- SUPPLIED DATA:
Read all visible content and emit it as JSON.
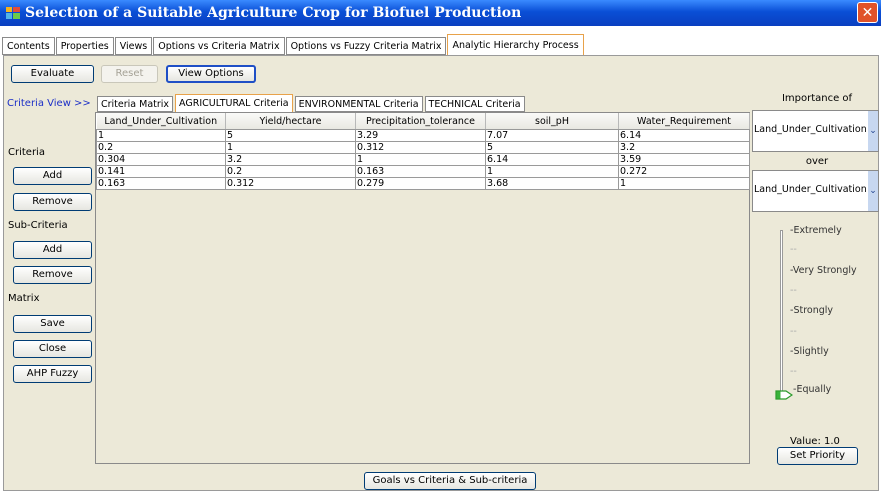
{
  "window": {
    "title": "Selection of a Suitable Agriculture Crop for Biofuel Production",
    "close_glyph": "✕"
  },
  "main_tabs": [
    {
      "label": "Contents",
      "active": false
    },
    {
      "label": "Properties",
      "active": false
    },
    {
      "label": "Views",
      "active": false
    },
    {
      "label": "Options vs Criteria Matrix",
      "active": false
    },
    {
      "label": "Options vs Fuzzy Criteria Matrix",
      "active": false
    },
    {
      "label": "Analytic Hierarchy Process",
      "active": true
    }
  ],
  "toolbar": {
    "evaluate": "Evaluate",
    "reset": "Reset",
    "view_options": "View Options"
  },
  "criteria_view_label": "Criteria View >>",
  "sub_tabs": [
    {
      "label": "Criteria Matrix",
      "active": false
    },
    {
      "label": "AGRICULTURAL Criteria",
      "active": true
    },
    {
      "label": "ENVIRONMENTAL Criteria",
      "active": false
    },
    {
      "label": "TECHNICAL Criteria",
      "active": false
    }
  ],
  "left_panel": {
    "criteria": "Criteria",
    "add": "Add",
    "remove": "Remove",
    "sub_criteria": "Sub-Criteria",
    "add2": "Add",
    "remove2": "Remove",
    "matrix": "Matrix",
    "save": "Save",
    "close": "Close",
    "ahp_fuzzy": "AHP Fuzzy"
  },
  "table": {
    "columns": [
      "Land_Under_Cultivation",
      "Yield/hectare",
      "Precipitation_tolerance",
      "soil_pH",
      "Water_Requirement"
    ],
    "rows": [
      [
        "1",
        "5",
        "3.29",
        "7.07",
        "6.14"
      ],
      [
        "0.2",
        "1",
        "0.312",
        "5",
        "3.2"
      ],
      [
        "0.304",
        "3.2",
        "1",
        "6.14",
        "3.59"
      ],
      [
        "0.141",
        "0.2",
        "0.163",
        "1",
        "0.272"
      ],
      [
        "0.163",
        "0.312",
        "0.279",
        "3.68",
        "1"
      ]
    ]
  },
  "right_panel": {
    "importance_of": "Importance of",
    "combo1": "Land_Under_Cultivation",
    "over": "over",
    "combo2": "Land_Under_Cultivation",
    "scale": {
      "extremely": "Extremely",
      "very_strongly": "Very Strongly",
      "strongly": "Strongly",
      "slightly": "Slightly",
      "equally": "Equally",
      "tick": "--"
    },
    "value": "Value: 1.0",
    "set_priority": "Set Priority",
    "slider_value": 1.0
  },
  "bottom": {
    "goals": "Goals vs Criteria & Sub-criteria"
  },
  "colors": {
    "accent": "#0a4fd6",
    "tab_highlight": "#e8a24a",
    "link_blue": "#1c2fc7"
  }
}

- EXERCISE GOAL:
Generate a word-for-word copy of the preceding records, excluding all pictures.

- RESULT FOR THIS TASK:
Read all visible content and emit it as JSON.
{
  "window": {
    "title": "Selection of a Suitable Agriculture Crop for Biofuel Production",
    "close_glyph": "✕"
  },
  "main_tabs": [
    {
      "label": "Contents",
      "active": false
    },
    {
      "label": "Properties",
      "active": false
    },
    {
      "label": "Views",
      "active": false
    },
    {
      "label": "Options vs Criteria Matrix",
      "active": false
    },
    {
      "label": "Options vs Fuzzy Criteria Matrix",
      "active": false
    },
    {
      "label": "Analytic Hierarchy Process",
      "active": true
    }
  ],
  "toolbar": {
    "evaluate": "Evaluate",
    "reset": "Reset",
    "view_options": "View Options"
  },
  "criteria_view_label": "Criteria View >>",
  "sub_tabs": [
    {
      "label": "Criteria Matrix",
      "active": false
    },
    {
      "label": "AGRICULTURAL Criteria",
      "active": true
    },
    {
      "label": "ENVIRONMENTAL Criteria",
      "active": false
    },
    {
      "label": "TECHNICAL Criteria",
      "active": false
    }
  ],
  "left_panel": {
    "criteria": "Criteria",
    "add": "Add",
    "remove": "Remove",
    "sub_criteria": "Sub-Criteria",
    "add2": "Add",
    "remove2": "Remove",
    "matrix": "Matrix",
    "save": "Save",
    "close": "Close",
    "ahp_fuzzy": "AHP Fuzzy"
  },
  "table": {
    "columns": [
      "Land_Under_Cultivation",
      "Yield/hectare",
      "Precipitation_tolerance",
      "soil_pH",
      "Water_Requirement"
    ],
    "rows": [
      [
        "1",
        "5",
        "3.29",
        "7.07",
        "6.14"
      ],
      [
        "0.2",
        "1",
        "0.312",
        "5",
        "3.2"
      ],
      [
        "0.304",
        "3.2",
        "1",
        "6.14",
        "3.59"
      ],
      [
        "0.141",
        "0.2",
        "0.163",
        "1",
        "0.272"
      ],
      [
        "0.163",
        "0.312",
        "0.279",
        "3.68",
        "1"
      ]
    ]
  },
  "right_panel": {
    "importance_of": "Importance of",
    "combo1": "Land_Under_Cultivation",
    "over": "over",
    "combo2": "Land_Under_Cultivation",
    "scale": {
      "extremely": "Extremely",
      "very_strongly": "Very Strongly",
      "strongly": "Strongly",
      "slightly": "Slightly",
      "equally": "Equally",
      "tick": "--"
    },
    "value": "Value: 1.0",
    "set_priority": "Set Priority",
    "slider_value": 1.0
  },
  "bottom": {
    "goals": "Goals vs Criteria & Sub-criteria"
  },
  "colors": {
    "accent": "#0a4fd6",
    "tab_highlight": "#e8a24a",
    "link_blue": "#1c2fc7"
  }
}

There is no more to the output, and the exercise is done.